WHAT YOU NEED TO DO =
Set down the whole listing verbatim.

Lines of data
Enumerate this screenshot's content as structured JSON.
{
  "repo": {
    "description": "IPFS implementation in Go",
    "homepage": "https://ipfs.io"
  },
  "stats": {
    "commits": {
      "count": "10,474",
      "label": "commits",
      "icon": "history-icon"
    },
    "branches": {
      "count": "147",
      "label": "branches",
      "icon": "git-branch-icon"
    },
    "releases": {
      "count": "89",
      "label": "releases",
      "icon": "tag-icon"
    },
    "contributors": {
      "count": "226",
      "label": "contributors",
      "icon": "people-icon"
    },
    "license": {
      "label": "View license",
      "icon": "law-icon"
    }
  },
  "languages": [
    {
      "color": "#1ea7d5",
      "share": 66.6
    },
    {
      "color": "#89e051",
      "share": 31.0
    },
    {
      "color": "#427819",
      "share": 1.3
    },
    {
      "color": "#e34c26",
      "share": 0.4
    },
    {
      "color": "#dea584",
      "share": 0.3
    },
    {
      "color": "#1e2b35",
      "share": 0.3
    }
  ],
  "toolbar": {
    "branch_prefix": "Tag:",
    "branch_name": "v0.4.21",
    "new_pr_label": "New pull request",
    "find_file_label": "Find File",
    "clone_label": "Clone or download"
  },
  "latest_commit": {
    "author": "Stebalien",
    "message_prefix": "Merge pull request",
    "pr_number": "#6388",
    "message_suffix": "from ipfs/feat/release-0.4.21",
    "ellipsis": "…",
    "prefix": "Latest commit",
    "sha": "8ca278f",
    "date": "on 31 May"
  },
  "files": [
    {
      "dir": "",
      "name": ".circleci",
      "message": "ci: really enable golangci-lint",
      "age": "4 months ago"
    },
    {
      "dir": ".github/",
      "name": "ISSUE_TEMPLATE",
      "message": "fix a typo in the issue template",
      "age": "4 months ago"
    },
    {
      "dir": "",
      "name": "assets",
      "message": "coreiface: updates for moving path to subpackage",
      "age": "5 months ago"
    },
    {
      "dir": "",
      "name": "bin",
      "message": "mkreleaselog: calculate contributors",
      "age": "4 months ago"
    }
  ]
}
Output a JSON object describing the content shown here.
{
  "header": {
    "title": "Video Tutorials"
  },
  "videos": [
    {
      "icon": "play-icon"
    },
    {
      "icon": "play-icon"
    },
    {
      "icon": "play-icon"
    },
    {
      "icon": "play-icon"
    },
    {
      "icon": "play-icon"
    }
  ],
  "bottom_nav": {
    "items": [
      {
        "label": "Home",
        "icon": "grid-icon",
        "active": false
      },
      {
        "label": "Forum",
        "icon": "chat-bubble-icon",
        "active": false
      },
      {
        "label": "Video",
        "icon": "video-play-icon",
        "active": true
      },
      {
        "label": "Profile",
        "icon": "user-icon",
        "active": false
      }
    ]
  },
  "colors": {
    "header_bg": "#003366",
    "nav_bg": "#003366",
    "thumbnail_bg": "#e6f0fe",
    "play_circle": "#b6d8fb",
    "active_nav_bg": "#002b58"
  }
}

THE SOLUTION =
Enumerate this screenshot's content as structured JSON.
{
  "repo": {
    "description": "IPFS implementation in Go",
    "homepage": "https://ipfs.io"
  },
  "stats": {
    "commits": {
      "count": "10,474",
      "label": "commits",
      "icon": "history-icon"
    },
    "branches": {
      "count": "147",
      "label": "branches",
      "icon": "git-branch-icon"
    },
    "releases": {
      "count": "89",
      "label": "releases",
      "icon": "tag-icon"
    },
    "contributors": {
      "count": "226",
      "label": "contributors",
      "icon": "people-icon"
    },
    "license": {
      "label": "View license",
      "icon": "law-icon"
    }
  },
  "languages": [
    {
      "color": "#1ea7d5",
      "share": 66.6
    },
    {
      "color": "#89e051",
      "share": 31.0
    },
    {
      "color": "#427819",
      "share": 1.3
    },
    {
      "color": "#e34c26",
      "share": 0.4
    },
    {
      "color": "#dea584",
      "share": 0.3
    },
    {
      "color": "#1e2b35",
      "share": 0.3
    }
  ],
  "toolbar": {
    "branch_prefix": "Tag:",
    "branch_name": "v0.4.21",
    "new_pr_label": "New pull request",
    "find_file_label": "Find File",
    "clone_label": "Clone or download"
  },
  "latest_commit": {
    "author": "Stebalien",
    "message_prefix": "Merge pull request",
    "pr_number": "#6388",
    "message_suffix": "from ipfs/feat/release-0.4.21",
    "ellipsis": "…",
    "prefix": "Latest commit",
    "sha": "8ca278f",
    "date": "on 31 May"
  },
  "files": [
    {
      "dir": "",
      "name": ".circleci",
      "message": "ci: really enable golangci-lint",
      "age": "4 months ago"
    },
    {
      "dir": ".github/",
      "name": "ISSUE_TEMPLATE",
      "message": "fix a typo in the issue template",
      "age": "4 months ago"
    },
    {
      "dir": "",
      "name": "assets",
      "message": "coreiface: updates for moving path to subpackage",
      "age": "5 months ago"
    },
    {
      "dir": "",
      "name": "bin",
      "message": "mkreleaselog: calculate contributors",
      "age": "4 months ago"
    }
  ]
}
Output a JSON object describing the content shown here.
{
  "header": {
    "title": "Video Tutorials"
  },
  "videos": [
    {
      "icon": "play-icon"
    },
    {
      "icon": "play-icon"
    },
    {
      "icon": "play-icon"
    },
    {
      "icon": "play-icon"
    },
    {
      "icon": "play-icon"
    }
  ],
  "bottom_nav": {
    "items": [
      {
        "label": "Home",
        "icon": "grid-icon",
        "active": false
      },
      {
        "label": "Forum",
        "icon": "chat-bubble-icon",
        "active": false
      },
      {
        "label": "Video",
        "icon": "video-play-icon",
        "active": true
      },
      {
        "label": "Profile",
        "icon": "user-icon",
        "active": false
      }
    ]
  },
  "colors": {
    "header_bg": "#003366",
    "nav_bg": "#003366",
    "thumbnail_bg": "#e6f0fe",
    "play_circle": "#b6d8fb",
    "active_nav_bg": "#002b58"
  }
}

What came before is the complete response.